▶ _STATED GOAL_:
Transcribe the material verbatim in full; the pictures do not belong in the copy.

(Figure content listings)
** BEGIN **

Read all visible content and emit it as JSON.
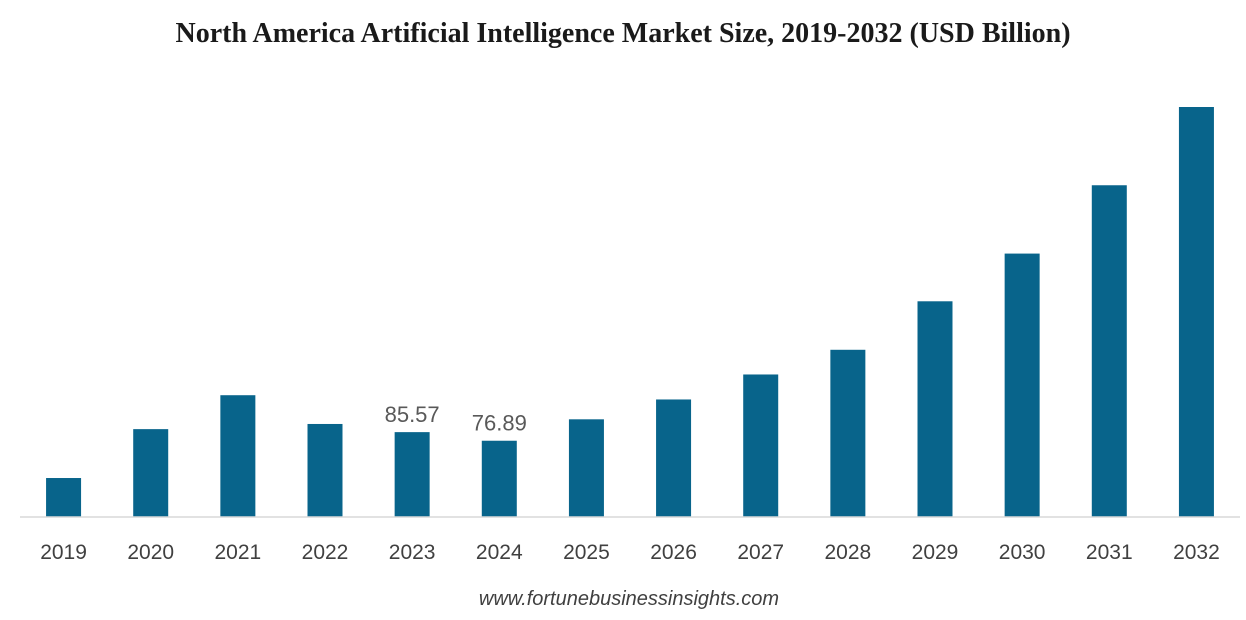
{
  "colors": {
    "bar": "#08648b",
    "axis": "#d9d9d9"
  },
  "chart_data": {
    "type": "bar",
    "title": "North America Artificial Intelligence Market Size, 2019-2032 (USD Billion)",
    "xlabel": "",
    "ylabel": "",
    "categories": [
      "2019",
      "2020",
      "2021",
      "2022",
      "2023",
      "2024",
      "2025",
      "2026",
      "2027",
      "2028",
      "2029",
      "2030",
      "2031",
      "2032"
    ],
    "values": [
      39.3,
      88.6,
      122.8,
      93.8,
      85.57,
      76.89,
      98.5,
      118.5,
      143.7,
      168.6,
      217.5,
      265.6,
      334.5,
      413.4
    ],
    "data_labels": [
      null,
      null,
      null,
      null,
      "85.57",
      "76.89",
      null,
      null,
      null,
      null,
      null,
      null,
      null,
      null
    ],
    "ylim": [
      0,
      413.4
    ],
    "grid": false,
    "legend": "none"
  },
  "footer": {
    "source": "www.fortunebusinessinsights.com"
  }
}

** END **

▶ _SOLUTION FOR THIS TASK_:
Read all visible content and emit it as JSON.
{
  "colors": {
    "bar": "#08648b",
    "axis": "#d9d9d9"
  },
  "chart_data": {
    "type": "bar",
    "title": "North America Artificial Intelligence Market Size, 2019-2032 (USD Billion)",
    "xlabel": "",
    "ylabel": "",
    "categories": [
      "2019",
      "2020",
      "2021",
      "2022",
      "2023",
      "2024",
      "2025",
      "2026",
      "2027",
      "2028",
      "2029",
      "2030",
      "2031",
      "2032"
    ],
    "values": [
      39.3,
      88.6,
      122.8,
      93.8,
      85.57,
      76.89,
      98.5,
      118.5,
      143.7,
      168.6,
      217.5,
      265.6,
      334.5,
      413.4
    ],
    "data_labels": [
      null,
      null,
      null,
      null,
      "85.57",
      "76.89",
      null,
      null,
      null,
      null,
      null,
      null,
      null,
      null
    ],
    "ylim": [
      0,
      413.4
    ],
    "grid": false,
    "legend": "none"
  },
  "footer": {
    "source": "www.fortunebusinessinsights.com"
  }
}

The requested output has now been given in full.